What to do: Exactly as given, repeat all of the entries.

Information supplied:
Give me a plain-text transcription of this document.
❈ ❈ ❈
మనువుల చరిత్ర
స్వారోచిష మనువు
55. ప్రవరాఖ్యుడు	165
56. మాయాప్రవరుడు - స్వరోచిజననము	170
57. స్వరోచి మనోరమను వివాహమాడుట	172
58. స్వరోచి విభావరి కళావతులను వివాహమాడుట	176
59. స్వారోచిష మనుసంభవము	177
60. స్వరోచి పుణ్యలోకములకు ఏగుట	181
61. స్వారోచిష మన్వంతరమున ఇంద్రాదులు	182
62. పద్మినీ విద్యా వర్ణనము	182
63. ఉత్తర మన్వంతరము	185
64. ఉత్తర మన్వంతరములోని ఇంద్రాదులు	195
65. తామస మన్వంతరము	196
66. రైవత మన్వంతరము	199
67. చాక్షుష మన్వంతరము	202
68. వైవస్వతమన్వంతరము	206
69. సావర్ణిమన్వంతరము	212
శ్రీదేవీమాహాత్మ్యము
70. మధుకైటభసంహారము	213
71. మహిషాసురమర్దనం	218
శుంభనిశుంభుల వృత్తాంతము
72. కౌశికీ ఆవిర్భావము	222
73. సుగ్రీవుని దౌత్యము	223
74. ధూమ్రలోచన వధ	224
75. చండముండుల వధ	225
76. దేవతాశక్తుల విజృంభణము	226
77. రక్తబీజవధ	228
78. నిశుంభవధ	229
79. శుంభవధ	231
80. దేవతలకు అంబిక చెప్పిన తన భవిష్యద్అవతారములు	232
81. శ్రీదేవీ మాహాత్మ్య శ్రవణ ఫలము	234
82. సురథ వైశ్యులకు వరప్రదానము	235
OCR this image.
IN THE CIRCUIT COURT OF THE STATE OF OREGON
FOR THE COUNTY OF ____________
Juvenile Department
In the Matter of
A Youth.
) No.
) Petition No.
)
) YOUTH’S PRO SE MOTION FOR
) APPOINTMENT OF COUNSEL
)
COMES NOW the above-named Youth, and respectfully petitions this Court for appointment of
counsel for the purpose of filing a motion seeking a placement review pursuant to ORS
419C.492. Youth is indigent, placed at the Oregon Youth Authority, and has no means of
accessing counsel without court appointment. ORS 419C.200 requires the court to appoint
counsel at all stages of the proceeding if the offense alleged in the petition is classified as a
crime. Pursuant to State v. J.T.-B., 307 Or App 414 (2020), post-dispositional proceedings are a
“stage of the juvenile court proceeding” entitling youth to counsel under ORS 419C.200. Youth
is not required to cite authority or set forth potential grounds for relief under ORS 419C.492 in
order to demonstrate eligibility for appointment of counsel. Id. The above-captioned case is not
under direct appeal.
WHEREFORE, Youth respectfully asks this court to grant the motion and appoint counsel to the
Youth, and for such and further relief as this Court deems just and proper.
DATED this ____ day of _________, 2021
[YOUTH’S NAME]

Right answer:
Give me a plain-text transcription of this document.
❈ ❈ ❈
మనువుల చరిత్ర
స్వారోచిష మనువు
55. ప్రవరాఖ్యుడు	165
56. మాయాప్రవరుడు - స్వరోచిజననము	170
57. స్వరోచి మనోరమను వివాహమాడుట	172
58. స్వరోచి విభావరి కళావతులను వివాహమాడుట	176
59. స్వారోచిష మనుసంభవము	177
60. స్వరోచి పుణ్యలోకములకు ఏగుట	181
61. స్వారోచిష మన్వంతరమున ఇంద్రాదులు	182
62. పద్మినీ విద్యా వర్ణనము	182
63. ఉత్తర మన్వంతరము	185
64. ఉత్తర మన్వంతరములోని ఇంద్రాదులు	195
65. తామస మన్వంతరము	196
66. రైవత మన్వంతరము	199
67. చాక్షుష మన్వంతరము	202
68. వైవస్వతమన్వంతరము	206
69. సావర్ణిమన్వంతరము	212
శ్రీదేవీమాహాత్మ్యము
70. మధుకైటభసంహారము	213
71. మహిషాసురమర్దనం	218
శుంభనిశుంభుల వృత్తాంతము
72. కౌశికీ ఆవిర్భావము	222
73. సుగ్రీవుని దౌత్యము	223
74. ధూమ్రలోచన వధ	224
75. చండముండుల వధ	225
76. దేవతాశక్తుల విజృంభణము	226
77. రక్తబీజవధ	228
78. నిశుంభవధ	229
79. శుంభవధ	231
80. దేవతలకు అంబిక చెప్పిన తన భవిష్యద్అవతారములు	232
81. శ్రీదేవీ మాహాత్మ్య శ్రవణ ఫలము	234
82. సురథ వైశ్యులకు వరప్రదానము	235
OCR this image.
IN THE CIRCUIT COURT OF THE STATE OF OREGON
FOR THE COUNTY OF ____________
Juvenile Department
In the Matter of
A Youth.
) No.
) Petition No.
)
) YOUTH’S PRO SE MOTION FOR
) APPOINTMENT OF COUNSEL
)
COMES NOW the above-named Youth, and respectfully petitions this Court for appointment of
counsel for the purpose of filing a motion seeking a placement review pursuant to ORS
419C.492. Youth is indigent, placed at the Oregon Youth Authority, and has no means of
accessing counsel without court appointment. ORS 419C.200 requires the court to appoint
counsel at all stages of the proceeding if the offense alleged in the petition is classified as a
crime. Pursuant to State v. J.T.-B., 307 Or App 414 (2020), post-dispositional proceedings are a
“stage of the juvenile court proceeding” entitling youth to counsel under ORS 419C.200. Youth
is not required to cite authority or set forth potential grounds for relief under ORS 419C.492 in
order to demonstrate eligibility for appointment of counsel. Id. The above-captioned case is not
under direct appeal.
WHEREFORE, Youth respectfully asks this court to grant the motion and appoint counsel to the
Youth, and for such and further relief as this Court deems just and proper.
DATED this ____ day of _________, 2021
[YOUTH’S NAME]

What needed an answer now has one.